# [The exercise]
Copy each record exactly as it reads, leaving out any pictures it holds.

# [Supplied information]
----------------

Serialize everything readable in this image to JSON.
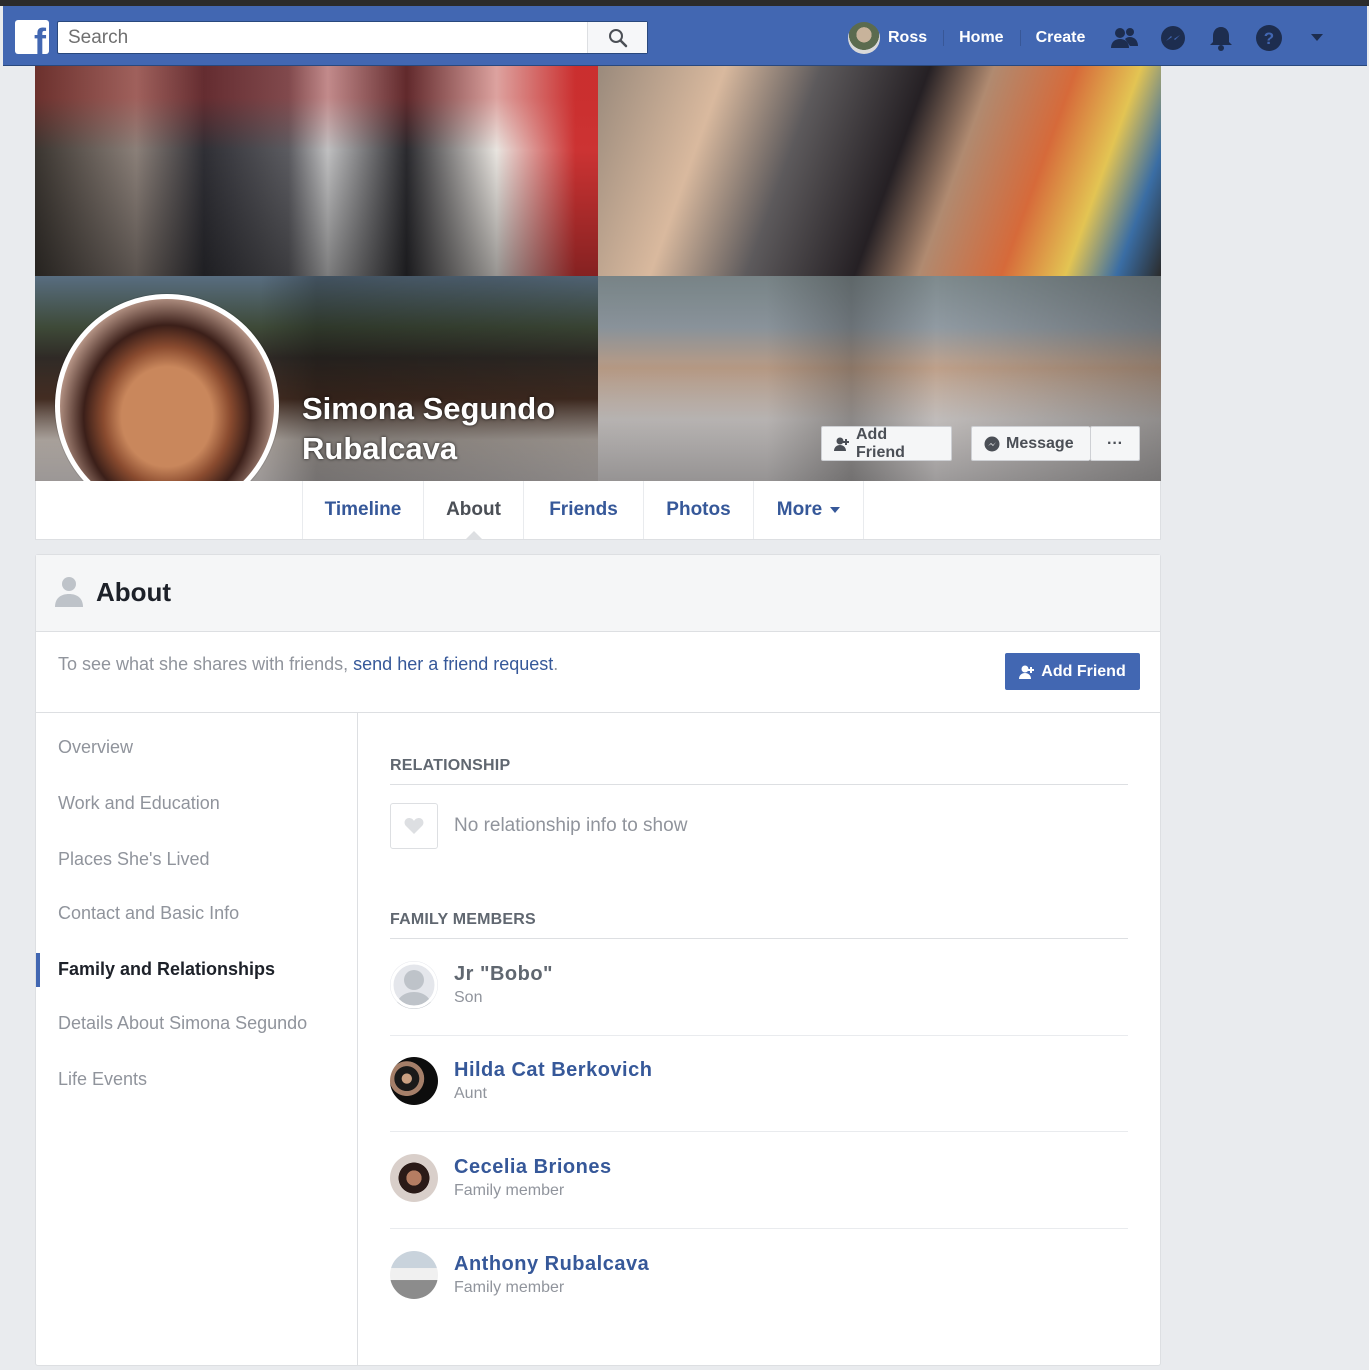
{
  "header": {
    "search_placeholder": "Search",
    "user_name": "Ross",
    "home_label": "Home",
    "create_label": "Create",
    "icons": [
      "friends-icon",
      "messenger-icon",
      "notifications-icon",
      "help-icon",
      "account-menu-icon"
    ]
  },
  "profile": {
    "name_line1": "Simona Segundo",
    "name_line2": "Rubalcava",
    "add_friend_label": "Add Friend",
    "message_label": "Message",
    "more_label": "···"
  },
  "tabs": [
    {
      "label": "Timeline"
    },
    {
      "label": "About"
    },
    {
      "label": "Friends"
    },
    {
      "label": "Photos"
    },
    {
      "label": "More"
    }
  ],
  "about": {
    "title": "About",
    "notice_prefix": "To see what she shares with friends, ",
    "notice_link": "send her a friend request",
    "notice_suffix": ".",
    "add_friend_label": "Add Friend",
    "nav": [
      {
        "label": "Overview"
      },
      {
        "label": "Work and Education"
      },
      {
        "label": "Places She's Lived"
      },
      {
        "label": "Contact and Basic Info"
      },
      {
        "label": "Family and Relationships"
      },
      {
        "label": "Details About Simona Segundo"
      },
      {
        "label": "Life Events"
      }
    ],
    "active_nav": "Family and Relationships",
    "relationship_title": "RELATIONSHIP",
    "relationship_empty": "No relationship info to show",
    "family_title": "FAMILY MEMBERS",
    "family": [
      {
        "name": "Jr \"Bobo\"",
        "relation": "Son"
      },
      {
        "name": "Hilda Cat Berkovich",
        "relation": "Aunt"
      },
      {
        "name": "Cecelia Briones",
        "relation": "Family member"
      },
      {
        "name": "Anthony Rubalcava",
        "relation": "Family member"
      }
    ]
  },
  "colors": {
    "brand_blue": "#4267b2",
    "link_blue": "#365899",
    "page_bg": "#e9ebee"
  }
}
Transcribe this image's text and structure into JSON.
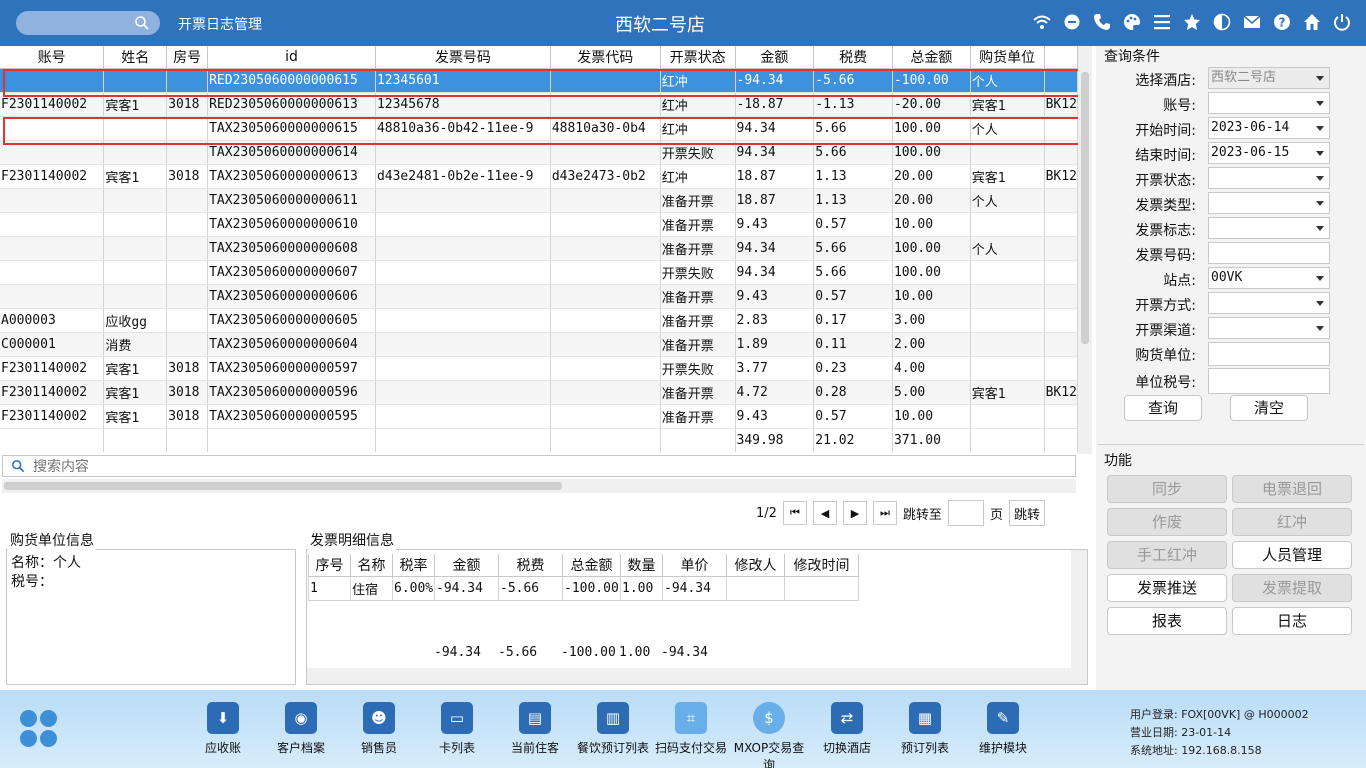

----------------

# [Task response]
Serialize everything readable in this image to JSON.
{
  "header": {
    "search_placeholder": "Search",
    "user_name": "Ross",
    "home_label": "Home",
    "create_label": "Create",
    "icons": [
      "friends-icon",
      "messenger-icon",
      "notifications-icon",
      "help-icon",
      "account-menu-icon"
    ]
  },
  "profile": {
    "name_line1": "Simona Segundo",
    "name_line2": "Rubalcava",
    "add_friend_label": "Add Friend",
    "message_label": "Message",
    "more_label": "···"
  },
  "tabs": [
    {
      "label": "Timeline"
    },
    {
      "label": "About"
    },
    {
      "label": "Friends"
    },
    {
      "label": "Photos"
    },
    {
      "label": "More"
    }
  ],
  "about": {
    "title": "About",
    "notice_prefix": "To see what she shares with friends, ",
    "notice_link": "send her a friend request",
    "notice_suffix": ".",
    "add_friend_label": "Add Friend",
    "nav": [
      {
        "label": "Overview"
      },
      {
        "label": "Work and Education"
      },
      {
        "label": "Places She's Lived"
      },
      {
        "label": "Contact and Basic Info"
      },
      {
        "label": "Family and Relationships"
      },
      {
        "label": "Details About Simona Segundo"
      },
      {
        "label": "Life Events"
      }
    ],
    "active_nav": "Family and Relationships",
    "relationship_title": "RELATIONSHIP",
    "relationship_empty": "No relationship info to show",
    "family_title": "FAMILY MEMBERS",
    "family": [
      {
        "name": "Jr \"Bobo\"",
        "relation": "Son"
      },
      {
        "name": "Hilda Cat Berkovich",
        "relation": "Aunt"
      },
      {
        "name": "Cecelia Briones",
        "relation": "Family member"
      },
      {
        "name": "Anthony Rubalcava",
        "relation": "Family member"
      }
    ]
  },
  "colors": {
    "brand_blue": "#4267b2",
    "link_blue": "#365899",
    "page_bg": "#e9ebee"
  }
}
Transcribe this image's text and structure into JSON.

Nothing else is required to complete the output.